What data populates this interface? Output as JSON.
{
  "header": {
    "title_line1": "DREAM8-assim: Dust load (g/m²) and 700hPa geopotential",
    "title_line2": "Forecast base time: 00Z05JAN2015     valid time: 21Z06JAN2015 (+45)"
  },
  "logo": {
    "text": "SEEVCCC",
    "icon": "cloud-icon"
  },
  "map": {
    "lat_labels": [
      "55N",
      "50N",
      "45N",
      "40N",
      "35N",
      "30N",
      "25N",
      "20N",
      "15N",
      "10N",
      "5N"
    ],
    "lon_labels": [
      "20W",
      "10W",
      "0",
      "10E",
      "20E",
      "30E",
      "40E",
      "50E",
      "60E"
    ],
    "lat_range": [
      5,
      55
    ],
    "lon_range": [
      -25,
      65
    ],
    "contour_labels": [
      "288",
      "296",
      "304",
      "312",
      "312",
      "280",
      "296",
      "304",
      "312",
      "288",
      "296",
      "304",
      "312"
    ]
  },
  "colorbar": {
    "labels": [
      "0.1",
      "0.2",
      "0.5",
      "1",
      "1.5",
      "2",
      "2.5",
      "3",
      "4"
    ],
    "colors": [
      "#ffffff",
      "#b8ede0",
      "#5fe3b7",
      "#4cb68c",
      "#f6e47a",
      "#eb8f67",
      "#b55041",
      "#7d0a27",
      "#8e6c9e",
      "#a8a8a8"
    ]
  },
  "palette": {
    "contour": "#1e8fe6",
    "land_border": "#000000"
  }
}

####

▶ **Task instructions**
Retype the records in full. Keep every line identical to the original.

▶ **Solution to this task**
What data populates this interface? Output as JSON.
{
  "header": {
    "title_line1": "DREAM8-assim: Dust load (g/m²) and 700hPa geopotential",
    "title_line2": "Forecast base time: 00Z05JAN2015     valid time: 21Z06JAN2015 (+45)"
  },
  "logo": {
    "text": "SEEVCCC",
    "icon": "cloud-icon"
  },
  "map": {
    "lat_labels": [
      "55N",
      "50N",
      "45N",
      "40N",
      "35N",
      "30N",
      "25N",
      "20N",
      "15N",
      "10N",
      "5N"
    ],
    "lon_labels": [
      "20W",
      "10W",
      "0",
      "10E",
      "20E",
      "30E",
      "40E",
      "50E",
      "60E"
    ],
    "lat_range": [
      5,
      55
    ],
    "lon_range": [
      -25,
      65
    ],
    "contour_labels": [
      "288",
      "296",
      "304",
      "312",
      "312",
      "280",
      "296",
      "304",
      "312",
      "288",
      "296",
      "304",
      "312"
    ]
  },
  "colorbar": {
    "labels": [
      "0.1",
      "0.2",
      "0.5",
      "1",
      "1.5",
      "2",
      "2.5",
      "3",
      "4"
    ],
    "colors": [
      "#ffffff",
      "#b8ede0",
      "#5fe3b7",
      "#4cb68c",
      "#f6e47a",
      "#eb8f67",
      "#b55041",
      "#7d0a27",
      "#8e6c9e",
      "#a8a8a8"
    ]
  },
  "palette": {
    "contour": "#1e8fe6",
    "land_border": "#000000"
  }
}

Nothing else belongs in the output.